» STATED PROBLEM: State how many lines of the entries below hold the word "额定电压"; reply with nothing but the number.
━━ SUPPLIED INFORMATION
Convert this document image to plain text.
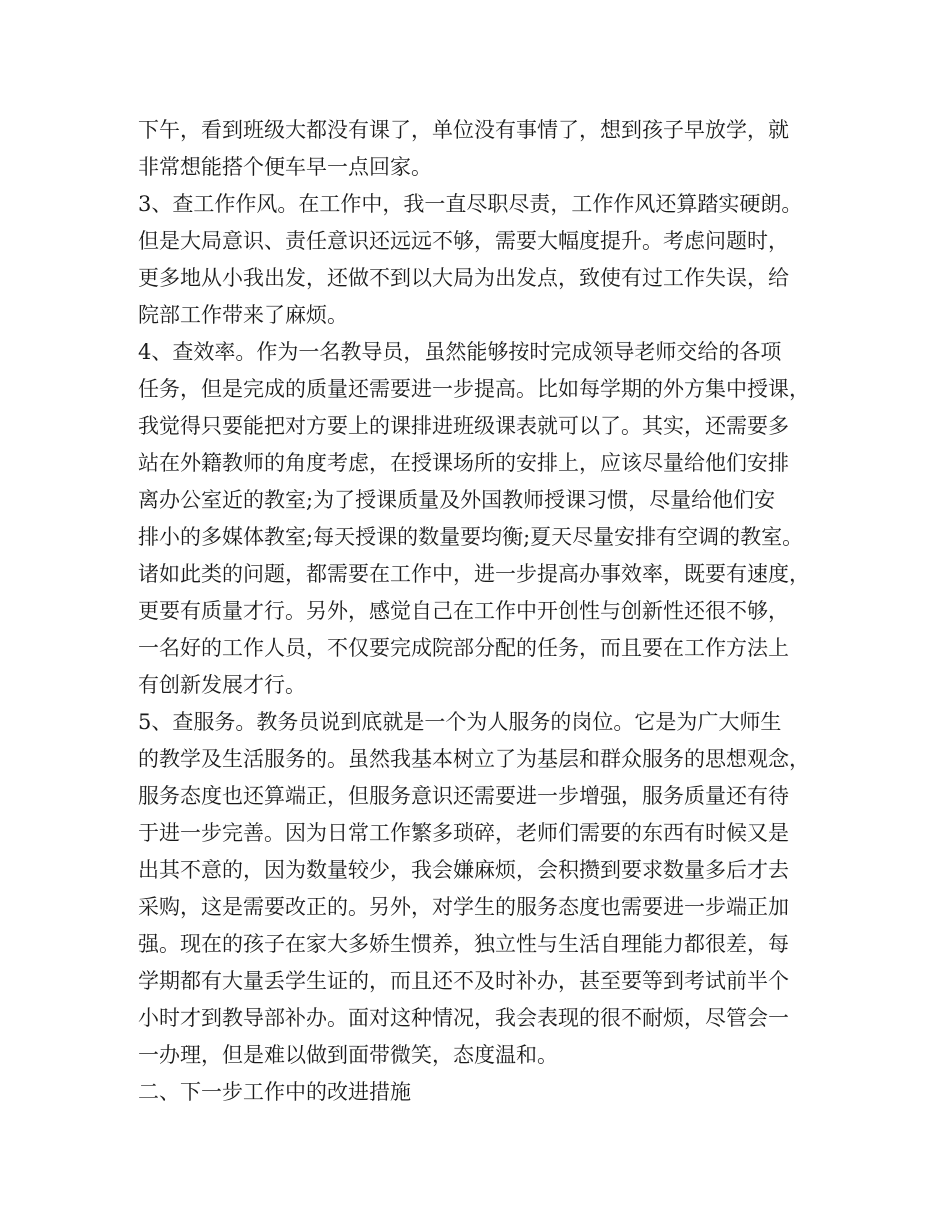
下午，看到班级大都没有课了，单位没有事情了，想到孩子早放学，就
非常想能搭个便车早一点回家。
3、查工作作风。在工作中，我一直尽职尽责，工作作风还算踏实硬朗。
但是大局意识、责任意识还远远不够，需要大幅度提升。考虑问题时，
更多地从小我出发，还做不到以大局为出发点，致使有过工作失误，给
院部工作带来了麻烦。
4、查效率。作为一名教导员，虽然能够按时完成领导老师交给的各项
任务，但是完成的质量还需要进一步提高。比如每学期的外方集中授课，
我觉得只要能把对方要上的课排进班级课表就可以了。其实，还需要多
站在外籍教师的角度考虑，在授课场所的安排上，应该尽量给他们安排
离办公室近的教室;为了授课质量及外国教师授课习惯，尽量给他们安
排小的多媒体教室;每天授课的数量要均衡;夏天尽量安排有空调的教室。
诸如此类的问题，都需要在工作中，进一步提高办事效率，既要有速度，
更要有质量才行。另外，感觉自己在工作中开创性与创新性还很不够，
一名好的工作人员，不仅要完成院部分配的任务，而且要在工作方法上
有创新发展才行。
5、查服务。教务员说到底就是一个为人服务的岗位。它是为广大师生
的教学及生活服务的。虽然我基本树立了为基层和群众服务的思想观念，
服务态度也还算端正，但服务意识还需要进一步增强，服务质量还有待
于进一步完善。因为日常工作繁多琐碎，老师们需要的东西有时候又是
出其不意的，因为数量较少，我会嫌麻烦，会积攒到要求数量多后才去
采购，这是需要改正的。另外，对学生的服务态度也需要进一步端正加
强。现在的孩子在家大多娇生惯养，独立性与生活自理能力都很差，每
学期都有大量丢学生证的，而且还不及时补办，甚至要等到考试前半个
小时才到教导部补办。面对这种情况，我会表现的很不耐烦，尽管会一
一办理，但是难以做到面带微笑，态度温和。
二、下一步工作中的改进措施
━━━━
━━ SUPPLIED INFORMATION
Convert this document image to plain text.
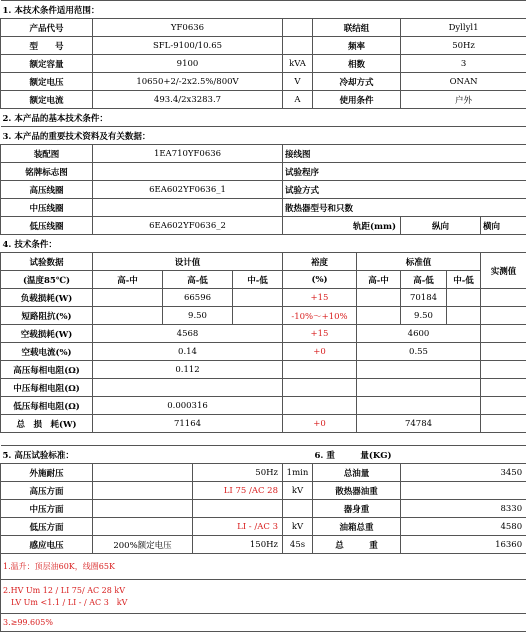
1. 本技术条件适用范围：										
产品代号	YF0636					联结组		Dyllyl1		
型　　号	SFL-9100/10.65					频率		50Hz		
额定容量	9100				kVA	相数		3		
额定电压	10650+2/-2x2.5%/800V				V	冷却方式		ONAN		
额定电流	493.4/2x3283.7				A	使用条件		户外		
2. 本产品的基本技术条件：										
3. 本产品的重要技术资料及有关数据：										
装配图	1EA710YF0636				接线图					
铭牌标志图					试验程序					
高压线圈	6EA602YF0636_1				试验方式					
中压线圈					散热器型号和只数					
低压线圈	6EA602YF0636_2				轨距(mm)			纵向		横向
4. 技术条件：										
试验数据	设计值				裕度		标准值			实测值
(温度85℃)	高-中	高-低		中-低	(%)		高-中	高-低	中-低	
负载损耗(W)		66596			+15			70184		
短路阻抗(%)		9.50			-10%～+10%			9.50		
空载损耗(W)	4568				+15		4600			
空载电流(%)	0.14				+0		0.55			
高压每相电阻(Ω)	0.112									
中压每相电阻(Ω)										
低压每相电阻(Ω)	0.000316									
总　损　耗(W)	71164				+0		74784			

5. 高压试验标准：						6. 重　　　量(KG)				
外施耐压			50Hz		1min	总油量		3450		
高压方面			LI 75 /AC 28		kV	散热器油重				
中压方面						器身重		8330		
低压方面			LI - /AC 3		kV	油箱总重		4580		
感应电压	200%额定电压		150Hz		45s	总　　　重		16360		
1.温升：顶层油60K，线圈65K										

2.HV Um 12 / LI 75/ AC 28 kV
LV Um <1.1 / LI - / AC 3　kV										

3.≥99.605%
━━━━
» SOLUTION FOR THIS TASK: 2